▸ Records:
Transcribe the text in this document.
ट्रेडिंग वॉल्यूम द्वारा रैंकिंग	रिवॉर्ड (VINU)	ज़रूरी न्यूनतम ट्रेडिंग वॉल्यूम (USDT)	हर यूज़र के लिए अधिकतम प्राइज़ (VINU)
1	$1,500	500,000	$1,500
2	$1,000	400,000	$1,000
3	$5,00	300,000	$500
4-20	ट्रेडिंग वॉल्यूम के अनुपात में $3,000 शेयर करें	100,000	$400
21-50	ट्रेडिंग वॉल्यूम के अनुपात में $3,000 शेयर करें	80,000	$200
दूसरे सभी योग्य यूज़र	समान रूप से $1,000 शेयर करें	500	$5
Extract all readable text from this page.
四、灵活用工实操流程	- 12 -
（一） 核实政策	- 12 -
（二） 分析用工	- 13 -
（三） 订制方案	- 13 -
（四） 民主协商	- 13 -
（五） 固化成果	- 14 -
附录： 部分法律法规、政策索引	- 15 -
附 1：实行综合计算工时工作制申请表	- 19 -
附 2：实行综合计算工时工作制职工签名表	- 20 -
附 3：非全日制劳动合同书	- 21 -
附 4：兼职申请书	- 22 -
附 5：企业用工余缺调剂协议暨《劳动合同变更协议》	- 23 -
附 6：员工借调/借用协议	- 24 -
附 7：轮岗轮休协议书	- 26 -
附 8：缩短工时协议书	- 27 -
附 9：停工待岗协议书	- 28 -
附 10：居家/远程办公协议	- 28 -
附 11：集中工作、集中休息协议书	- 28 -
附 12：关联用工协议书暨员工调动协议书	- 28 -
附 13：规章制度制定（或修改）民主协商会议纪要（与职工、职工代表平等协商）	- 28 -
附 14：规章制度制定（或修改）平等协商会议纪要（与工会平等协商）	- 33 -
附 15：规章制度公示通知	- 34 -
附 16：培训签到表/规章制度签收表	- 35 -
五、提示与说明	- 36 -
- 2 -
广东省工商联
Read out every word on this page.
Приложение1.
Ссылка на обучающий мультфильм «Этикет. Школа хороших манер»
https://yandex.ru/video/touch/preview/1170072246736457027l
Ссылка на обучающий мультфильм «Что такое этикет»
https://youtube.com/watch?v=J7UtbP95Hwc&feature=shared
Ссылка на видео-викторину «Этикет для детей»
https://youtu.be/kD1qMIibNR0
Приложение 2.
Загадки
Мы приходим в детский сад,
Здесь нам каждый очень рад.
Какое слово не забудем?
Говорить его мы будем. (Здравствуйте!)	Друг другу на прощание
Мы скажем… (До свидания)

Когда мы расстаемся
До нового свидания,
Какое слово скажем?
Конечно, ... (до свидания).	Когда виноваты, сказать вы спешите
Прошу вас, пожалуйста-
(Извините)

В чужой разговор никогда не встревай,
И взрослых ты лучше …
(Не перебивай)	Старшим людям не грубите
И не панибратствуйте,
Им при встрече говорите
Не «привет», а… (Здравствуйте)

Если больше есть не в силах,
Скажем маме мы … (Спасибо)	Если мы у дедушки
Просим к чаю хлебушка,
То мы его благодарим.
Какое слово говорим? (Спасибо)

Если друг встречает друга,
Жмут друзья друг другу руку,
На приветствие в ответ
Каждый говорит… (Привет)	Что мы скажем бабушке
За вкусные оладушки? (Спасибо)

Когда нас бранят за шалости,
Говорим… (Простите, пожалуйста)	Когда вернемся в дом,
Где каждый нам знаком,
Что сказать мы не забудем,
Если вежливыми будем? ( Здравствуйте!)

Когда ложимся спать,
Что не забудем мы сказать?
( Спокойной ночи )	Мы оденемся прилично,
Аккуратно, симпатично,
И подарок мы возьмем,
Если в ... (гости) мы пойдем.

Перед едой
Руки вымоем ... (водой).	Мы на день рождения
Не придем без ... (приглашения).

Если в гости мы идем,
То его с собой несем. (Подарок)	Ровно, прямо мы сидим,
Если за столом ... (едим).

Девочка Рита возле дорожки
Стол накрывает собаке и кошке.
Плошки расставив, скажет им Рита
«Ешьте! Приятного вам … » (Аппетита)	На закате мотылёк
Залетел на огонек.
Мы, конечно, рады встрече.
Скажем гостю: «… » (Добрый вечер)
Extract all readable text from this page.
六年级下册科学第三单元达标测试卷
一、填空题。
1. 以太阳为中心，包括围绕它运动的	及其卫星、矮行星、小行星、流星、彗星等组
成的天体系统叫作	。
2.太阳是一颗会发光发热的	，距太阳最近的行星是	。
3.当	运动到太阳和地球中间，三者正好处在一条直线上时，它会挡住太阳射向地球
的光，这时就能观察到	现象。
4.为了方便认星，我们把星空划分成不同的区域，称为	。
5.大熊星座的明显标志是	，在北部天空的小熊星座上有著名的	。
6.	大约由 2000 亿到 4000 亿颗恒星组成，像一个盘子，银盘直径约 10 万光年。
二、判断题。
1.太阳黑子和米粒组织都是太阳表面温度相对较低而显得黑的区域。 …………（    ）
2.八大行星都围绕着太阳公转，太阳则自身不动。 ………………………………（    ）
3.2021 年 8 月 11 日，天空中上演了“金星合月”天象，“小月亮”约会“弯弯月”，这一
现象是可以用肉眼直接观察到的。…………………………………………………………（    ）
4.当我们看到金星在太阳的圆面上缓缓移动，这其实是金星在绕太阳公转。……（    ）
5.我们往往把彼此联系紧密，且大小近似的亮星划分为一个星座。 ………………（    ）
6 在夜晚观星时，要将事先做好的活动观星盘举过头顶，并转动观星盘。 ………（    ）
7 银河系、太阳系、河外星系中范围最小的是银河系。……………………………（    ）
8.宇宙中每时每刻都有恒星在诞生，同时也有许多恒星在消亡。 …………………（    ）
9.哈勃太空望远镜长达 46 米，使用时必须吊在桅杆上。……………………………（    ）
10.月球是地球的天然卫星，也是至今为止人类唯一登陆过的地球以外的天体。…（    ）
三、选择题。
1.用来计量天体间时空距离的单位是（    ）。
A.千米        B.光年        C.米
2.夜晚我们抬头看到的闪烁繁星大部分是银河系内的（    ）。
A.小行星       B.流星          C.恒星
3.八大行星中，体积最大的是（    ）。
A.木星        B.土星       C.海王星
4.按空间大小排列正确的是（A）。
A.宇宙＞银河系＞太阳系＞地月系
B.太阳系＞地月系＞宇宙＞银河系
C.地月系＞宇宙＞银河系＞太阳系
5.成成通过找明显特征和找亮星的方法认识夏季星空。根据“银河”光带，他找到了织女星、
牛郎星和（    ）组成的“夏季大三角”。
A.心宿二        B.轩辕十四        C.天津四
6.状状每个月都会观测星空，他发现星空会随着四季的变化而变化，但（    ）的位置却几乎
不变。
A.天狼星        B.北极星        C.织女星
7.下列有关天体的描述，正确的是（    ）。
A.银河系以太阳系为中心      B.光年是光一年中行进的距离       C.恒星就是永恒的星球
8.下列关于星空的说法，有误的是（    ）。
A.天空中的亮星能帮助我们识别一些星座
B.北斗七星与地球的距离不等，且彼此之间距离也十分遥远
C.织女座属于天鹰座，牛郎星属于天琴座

▸ The request: Reproduce all the data word for word.

▸ Correct answer:
Transcribe the text in this document.
ट्रेडिंग वॉल्यूम द्वारा रैंकिंग	रिवॉर्ड (VINU)	ज़रूरी न्यूनतम ट्रेडिंग वॉल्यूम (USDT)	हर यूज़र के लिए अधिकतम प्राइज़ (VINU)
1	$1,500	500,000	$1,500
2	$1,000	400,000	$1,000
3	$5,00	300,000	$500
4-20	ट्रेडिंग वॉल्यूम के अनुपात में $3,000 शेयर करें	100,000	$400
21-50	ट्रेडिंग वॉल्यूम के अनुपात में $3,000 शेयर करें	80,000	$200
दूसरे सभी योग्य यूज़र	समान रूप से $1,000 शेयर करें	500	$5
Extract all readable text from this page.
四、灵活用工实操流程	- 12 -
（一） 核实政策	- 12 -
（二） 分析用工	- 13 -
（三） 订制方案	- 13 -
（四） 民主协商	- 13 -
（五） 固化成果	- 14 -
附录： 部分法律法规、政策索引	- 15 -
附 1：实行综合计算工时工作制申请表	- 19 -
附 2：实行综合计算工时工作制职工签名表	- 20 -
附 3：非全日制劳动合同书	- 21 -
附 4：兼职申请书	- 22 -
附 5：企业用工余缺调剂协议暨《劳动合同变更协议》	- 23 -
附 6：员工借调/借用协议	- 24 -
附 7：轮岗轮休协议书	- 26 -
附 8：缩短工时协议书	- 27 -
附 9：停工待岗协议书	- 28 -
附 10：居家/远程办公协议	- 28 -
附 11：集中工作、集中休息协议书	- 28 -
附 12：关联用工协议书暨员工调动协议书	- 28 -
附 13：规章制度制定（或修改）民主协商会议纪要（与职工、职工代表平等协商）	- 28 -
附 14：规章制度制定（或修改）平等协商会议纪要（与工会平等协商）	- 33 -
附 15：规章制度公示通知	- 34 -
附 16：培训签到表/规章制度签收表	- 35 -
五、提示与说明	- 36 -
- 2 -
广东省工商联
Read out every word on this page.
Приложение1.
Ссылка на обучающий мультфильм «Этикет. Школа хороших манер»
https://yandex.ru/video/touch/preview/1170072246736457027l
Ссылка на обучающий мультфильм «Что такое этикет»
https://youtube.com/watch?v=J7UtbP95Hwc&feature=shared
Ссылка на видео-викторину «Этикет для детей»
https://youtu.be/kD1qMIibNR0
Приложение 2.
Загадки
Мы приходим в детский сад,
Здесь нам каждый очень рад.
Какое слово не забудем?
Говорить его мы будем. (Здравствуйте!)	Друг другу на прощание
Мы скажем… (До свидания)

Когда мы расстаемся
До нового свидания,
Какое слово скажем?
Конечно, ... (до свидания).	Когда виноваты, сказать вы спешите
Прошу вас, пожалуйста-
(Извините)

В чужой разговор никогда не встревай,
И взрослых ты лучше …
(Не перебивай)	Старшим людям не грубите
И не панибратствуйте,
Им при встрече говорите
Не «привет», а… (Здравствуйте)

Если больше есть не в силах,
Скажем маме мы … (Спасибо)	Если мы у дедушки
Просим к чаю хлебушка,
То мы его благодарим.
Какое слово говорим? (Спасибо)

Если друг встречает друга,
Жмут друзья друг другу руку,
На приветствие в ответ
Каждый говорит… (Привет)	Что мы скажем бабушке
За вкусные оладушки? (Спасибо)

Когда нас бранят за шалости,
Говорим… (Простите, пожалуйста)	Когда вернемся в дом,
Где каждый нам знаком,
Что сказать мы не забудем,
Если вежливыми будем? ( Здравствуйте!)

Когда ложимся спать,
Что не забудем мы сказать?
( Спокойной ночи )	Мы оденемся прилично,
Аккуратно, симпатично,
И подарок мы возьмем,
Если в ... (гости) мы пойдем.

Перед едой
Руки вымоем ... (водой).	Мы на день рождения
Не придем без ... (приглашения).

Если в гости мы идем,
То его с собой несем. (Подарок)	Ровно, прямо мы сидим,
Если за столом ... (едим).

Девочка Рита возле дорожки
Стол накрывает собаке и кошке.
Плошки расставив, скажет им Рита
«Ешьте! Приятного вам … » (Аппетита)	На закате мотылёк
Залетел на огонек.
Мы, конечно, рады встрече.
Скажем гостю: «… » (Добрый вечер)
Extract all readable text from this page.
六年级下册科学第三单元达标测试卷
一、填空题。
1. 以太阳为中心，包括围绕它运动的	及其卫星、矮行星、小行星、流星、彗星等组
成的天体系统叫作	。
2.太阳是一颗会发光发热的	，距太阳最近的行星是	。
3.当	运动到太阳和地球中间，三者正好处在一条直线上时，它会挡住太阳射向地球
的光，这时就能观察到	现象。
4.为了方便认星，我们把星空划分成不同的区域，称为	。
5.大熊星座的明显标志是	，在北部天空的小熊星座上有著名的	。
6.	大约由 2000 亿到 4000 亿颗恒星组成，像一个盘子，银盘直径约 10 万光年。
二、判断题。
1.太阳黑子和米粒组织都是太阳表面温度相对较低而显得黑的区域。 …………（    ）
2.八大行星都围绕着太阳公转，太阳则自身不动。 ………………………………（    ）
3.2021 年 8 月 11 日，天空中上演了“金星合月”天象，“小月亮”约会“弯弯月”，这一
现象是可以用肉眼直接观察到的。…………………………………………………………（    ）
4.当我们看到金星在太阳的圆面上缓缓移动，这其实是金星在绕太阳公转。……（    ）
5.我们往往把彼此联系紧密，且大小近似的亮星划分为一个星座。 ………………（    ）
6 在夜晚观星时，要将事先做好的活动观星盘举过头顶，并转动观星盘。 ………（    ）
7 银河系、太阳系、河外星系中范围最小的是银河系。……………………………（    ）
8.宇宙中每时每刻都有恒星在诞生，同时也有许多恒星在消亡。 …………………（    ）
9.哈勃太空望远镜长达 46 米，使用时必须吊在桅杆上。……………………………（    ）
10.月球是地球的天然卫星，也是至今为止人类唯一登陆过的地球以外的天体。…（    ）
三、选择题。
1.用来计量天体间时空距离的单位是（    ）。
A.千米        B.光年        C.米
2.夜晚我们抬头看到的闪烁繁星大部分是银河系内的（    ）。
A.小行星       B.流星          C.恒星
3.八大行星中，体积最大的是（    ）。
A.木星        B.土星       C.海王星
4.按空间大小排列正确的是（A）。
A.宇宙＞银河系＞太阳系＞地月系
B.太阳系＞地月系＞宇宙＞银河系
C.地月系＞宇宙＞银河系＞太阳系
5.成成通过找明显特征和找亮星的方法认识夏季星空。根据“银河”光带，他找到了织女星、
牛郎星和（    ）组成的“夏季大三角”。
A.心宿二        B.轩辕十四        C.天津四
6.状状每个月都会观测星空，他发现星空会随着四季的变化而变化，但（    ）的位置却几乎
不变。
A.天狼星        B.北极星        C.织女星
7.下列有关天体的描述，正确的是（    ）。
A.银河系以太阳系为中心      B.光年是光一年中行进的距离       C.恒星就是永恒的星球
8.下列关于星空的说法，有误的是（    ）。
A.天空中的亮星能帮助我们识别一些星座
B.北斗七星与地球的距离不等，且彼此之间距离也十分遥远
C.织女座属于天鹰座，牛郎星属于天琴座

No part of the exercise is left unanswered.